■ Activities ■
1. Print the part of the chicken forum text below that begins at the words "Top bird gets" and stops after "be top bird.", copying it word for word.
2. Carry on the chicken forum text below, picking up right after its final line.

■ Extracted text ■
++++
    Top bird gets to eat first out of respect. they also dictate when its time to go to bed and usually where everyone sleeps. in times of danger the rest of the flock will look to the top bird before deciding whether to keep quiet or run.
    top bird is usually the bravest/ less panicky rooster- not necessarily the biggest as is the case in most herd animals.there will also be a top hen. in the absence of males or if the males in the flock lack confidence, then the top hen will be top bird.
    My top bird is a bantam hen despite the fact that shes in with 3 large fowl birds and 2 young cockerels. she never panics about anything. my cat likes to 'herd up ' the chickens and while everyone else panics, squawks and runs to the coop, she stands her ground and is therefore usually ignored by the cat.
    my bottom hen i think is the most intelligent as she has to have her wits about her at all times to avoid being picked on. shes expert at working out escape routes and reading warning signals.
    they have quite a large vocabulary and ,as sandie said, can recognize different people.they can be easily trained to come to you with a whistle or a call.
    hope this helps you
    kath
  • ArkleArkle Senior Member
    edited October 2010
    Mine recognise me and can sometimes tell whether I am likely to have food on me or not.

    On the odd occasion that 'someone' shut the coop door and they couldn't get in at bed time, my older girls who know I have got a comfortable shed in the garden will decide to go there instead. The younger ones have not yet followed, prefering to sit on top of the coop unitl someone notices.

    No sure about intelligence over instinct in that case, but they do recognise names and can tell if I'm wanting to catch them ;)
++++
(Saved entries)
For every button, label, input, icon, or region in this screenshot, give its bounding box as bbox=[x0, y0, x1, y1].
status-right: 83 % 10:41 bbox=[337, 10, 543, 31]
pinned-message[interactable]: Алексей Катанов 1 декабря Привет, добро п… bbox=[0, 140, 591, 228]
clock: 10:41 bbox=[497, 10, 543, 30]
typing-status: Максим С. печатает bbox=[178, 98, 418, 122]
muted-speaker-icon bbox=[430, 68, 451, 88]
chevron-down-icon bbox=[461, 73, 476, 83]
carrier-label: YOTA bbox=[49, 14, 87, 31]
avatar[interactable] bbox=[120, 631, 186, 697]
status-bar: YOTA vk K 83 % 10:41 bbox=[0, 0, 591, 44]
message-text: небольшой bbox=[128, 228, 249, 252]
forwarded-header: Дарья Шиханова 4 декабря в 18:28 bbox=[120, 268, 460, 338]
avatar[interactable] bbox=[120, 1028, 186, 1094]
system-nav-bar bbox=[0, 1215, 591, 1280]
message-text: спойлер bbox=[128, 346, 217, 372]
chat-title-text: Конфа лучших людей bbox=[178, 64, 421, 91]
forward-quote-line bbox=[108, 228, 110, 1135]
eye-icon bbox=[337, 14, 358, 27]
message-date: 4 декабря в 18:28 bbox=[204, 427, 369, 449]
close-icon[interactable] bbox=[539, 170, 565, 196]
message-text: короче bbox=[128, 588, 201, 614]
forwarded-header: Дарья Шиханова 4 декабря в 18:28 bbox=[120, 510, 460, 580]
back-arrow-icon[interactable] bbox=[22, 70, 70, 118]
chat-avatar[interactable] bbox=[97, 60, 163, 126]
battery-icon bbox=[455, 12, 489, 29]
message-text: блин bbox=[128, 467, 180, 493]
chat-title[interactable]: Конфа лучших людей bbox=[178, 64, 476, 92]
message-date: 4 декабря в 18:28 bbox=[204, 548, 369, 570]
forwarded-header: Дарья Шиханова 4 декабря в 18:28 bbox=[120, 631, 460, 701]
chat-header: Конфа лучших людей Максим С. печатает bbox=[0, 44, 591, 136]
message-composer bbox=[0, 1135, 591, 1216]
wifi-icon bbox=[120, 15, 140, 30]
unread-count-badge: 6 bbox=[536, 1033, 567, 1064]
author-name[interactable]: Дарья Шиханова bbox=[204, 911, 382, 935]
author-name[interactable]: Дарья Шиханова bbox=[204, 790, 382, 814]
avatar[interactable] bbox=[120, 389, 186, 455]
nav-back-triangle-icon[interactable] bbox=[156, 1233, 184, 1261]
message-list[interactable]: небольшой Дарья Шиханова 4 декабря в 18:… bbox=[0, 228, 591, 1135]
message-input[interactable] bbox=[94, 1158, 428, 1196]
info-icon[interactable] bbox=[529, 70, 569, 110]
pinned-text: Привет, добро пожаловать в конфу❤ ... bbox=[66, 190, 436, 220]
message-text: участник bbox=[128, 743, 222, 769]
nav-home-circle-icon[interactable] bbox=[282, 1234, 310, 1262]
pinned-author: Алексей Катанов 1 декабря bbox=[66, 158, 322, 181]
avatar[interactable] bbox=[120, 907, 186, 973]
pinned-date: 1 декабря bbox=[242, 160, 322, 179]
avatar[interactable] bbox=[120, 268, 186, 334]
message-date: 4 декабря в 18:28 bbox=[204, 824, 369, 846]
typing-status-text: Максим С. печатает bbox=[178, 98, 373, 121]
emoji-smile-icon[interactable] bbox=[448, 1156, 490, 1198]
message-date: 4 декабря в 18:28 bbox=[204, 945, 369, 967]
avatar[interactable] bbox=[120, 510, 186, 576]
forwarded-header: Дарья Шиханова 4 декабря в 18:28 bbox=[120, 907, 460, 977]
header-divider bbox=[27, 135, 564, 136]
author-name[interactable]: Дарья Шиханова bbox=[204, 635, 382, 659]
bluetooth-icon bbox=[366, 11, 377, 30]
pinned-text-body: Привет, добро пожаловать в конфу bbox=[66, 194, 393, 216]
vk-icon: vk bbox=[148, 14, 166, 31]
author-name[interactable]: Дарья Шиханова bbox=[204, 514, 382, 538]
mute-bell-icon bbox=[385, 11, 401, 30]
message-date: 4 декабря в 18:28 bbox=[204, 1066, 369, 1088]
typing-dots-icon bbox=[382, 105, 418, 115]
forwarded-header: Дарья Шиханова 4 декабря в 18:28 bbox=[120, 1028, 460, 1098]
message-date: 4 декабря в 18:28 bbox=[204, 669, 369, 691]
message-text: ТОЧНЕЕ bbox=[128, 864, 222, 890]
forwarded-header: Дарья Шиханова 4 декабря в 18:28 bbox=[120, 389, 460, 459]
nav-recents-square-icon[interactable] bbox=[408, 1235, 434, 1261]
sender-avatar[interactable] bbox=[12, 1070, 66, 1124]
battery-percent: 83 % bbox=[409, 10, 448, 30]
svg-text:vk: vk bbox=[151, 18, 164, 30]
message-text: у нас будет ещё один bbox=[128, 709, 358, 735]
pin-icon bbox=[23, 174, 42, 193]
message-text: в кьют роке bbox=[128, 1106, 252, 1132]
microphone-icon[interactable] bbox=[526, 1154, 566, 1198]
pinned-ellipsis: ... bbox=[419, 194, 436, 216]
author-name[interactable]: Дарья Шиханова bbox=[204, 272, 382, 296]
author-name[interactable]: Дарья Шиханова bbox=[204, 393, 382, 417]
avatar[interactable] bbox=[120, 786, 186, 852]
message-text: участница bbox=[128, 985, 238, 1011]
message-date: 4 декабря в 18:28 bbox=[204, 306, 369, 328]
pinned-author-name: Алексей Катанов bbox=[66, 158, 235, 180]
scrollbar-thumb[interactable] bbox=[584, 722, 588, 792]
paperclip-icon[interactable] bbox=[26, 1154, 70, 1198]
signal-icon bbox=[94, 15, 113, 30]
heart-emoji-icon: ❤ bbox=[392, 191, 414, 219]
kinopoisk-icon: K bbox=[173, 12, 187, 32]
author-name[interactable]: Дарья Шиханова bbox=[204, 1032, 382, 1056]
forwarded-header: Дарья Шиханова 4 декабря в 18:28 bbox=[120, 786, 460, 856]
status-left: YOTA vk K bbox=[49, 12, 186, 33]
++++
■ Answers in order ■
1.
Top bird gets to eat first out of respect. they also dictate when its time to go to bed and usually where everyone sleeps. in times of danger the rest of the flock will look to the top bird before deciding whether to keep quiet or run.
    top bird is usually the bravest/ less panicky rooster- not necessarily the biggest as is the case in most herd animals.there will also be a top hen. in the absence of males or if the males in the flock lack confidence, then the top hen will be top bird.

2.
  • iloveexbatsiloveexbats Senior Member
    edited October 2010
    We have got a tame ex-battery hen who I think does have intelligence. She knows her own name and will come when called. If her food hopper is running low she will fly out of her electric fence come to our back door and call us. She knows the sound of the fridge door opening and will come running into the kitchen from the other end of the garden.

    After six months of not coming into the house, she came in and immediately visited all her favourite places - the dust bath in the conservatory, her cardboard box ontop of the green filing cabinet, the top of a chest where she once laid an egg, the dogs bed by the Aga. That show that she has quite a good memory.

    I would be interested to hear more about what you have discovered.
  • chickensRcoolchickensRcool Member
    edited October 2010
    My chicken named, Pepper comes when called. he is so cute! he is my favorite chicken and is very smart. i remember when i first got him last year. he was so skinny. now he is a fat chicken.a happy chicken is a fat chicken!!
  • edited October 2010
    My chickens seem to know their names - they respond when called and "talk" to me. They definitely recognise different people.


    My Rooster, Gordon, even knows my car - when I come home he starts crowing even before I go up the garden!!


    I think they are pretty clever - they have me very well trained already and have only been here a few months :D


    Gordon complains if he hasn't had his treat by 5pm - he was creating a real rumpus and I thought someone had escaped, but no, it was treat time [I had visitors and was running late!] I'm sure they have a sense of time.


    It's great that people have posted and replied - and I hope it does help your project.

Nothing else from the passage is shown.